[Source document]

Given a non-invertible, diagonalizable matrix $A$, I wish to transform it into another matrix $B$ that satisfies:

  • $B$ is invertible
  • all non-zero eigenvalues of $A$, are also eigenvalues of $B$
  • all of the eigenvectors correspond to non-zero eigenvalues of $A$, are also eigenvectors that correspond to the same eigenvalues of $B$

There are no other constraints on $B$.

What is the simplest way to calculate such a matrix $B$? (of course, there are infinitely many such matrices, but I want an easy way to calculate some such a matrix $B$).

Thanks in advance!

[Directive 1] Reproduce verbatim the passage of the matrix question that begins at the words "What is the" and stops after the words "a matrix $B$).".
[Directive 2] Condense the paragraph of the matrix question that opens with "What is the simplest way to calculate" into a single shorter sentence, keeping its main facts.

[Collected data]
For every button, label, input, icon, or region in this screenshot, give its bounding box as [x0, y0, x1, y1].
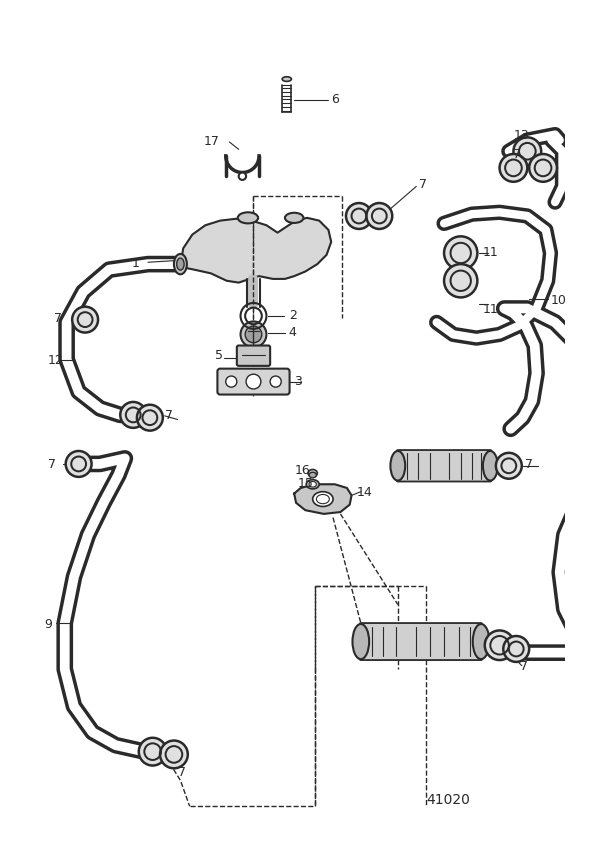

[Response 1]
What is the simplest way to calculate such a matrix $B$? (of course, there are infinitely many such matrices, but I want an easy way to calculate some such a matrix $B$).

[Response 2] The simplest way to compute such a matrix $B$ is wanted; infinitely many exist, but an easy method for finding any one of them suffices.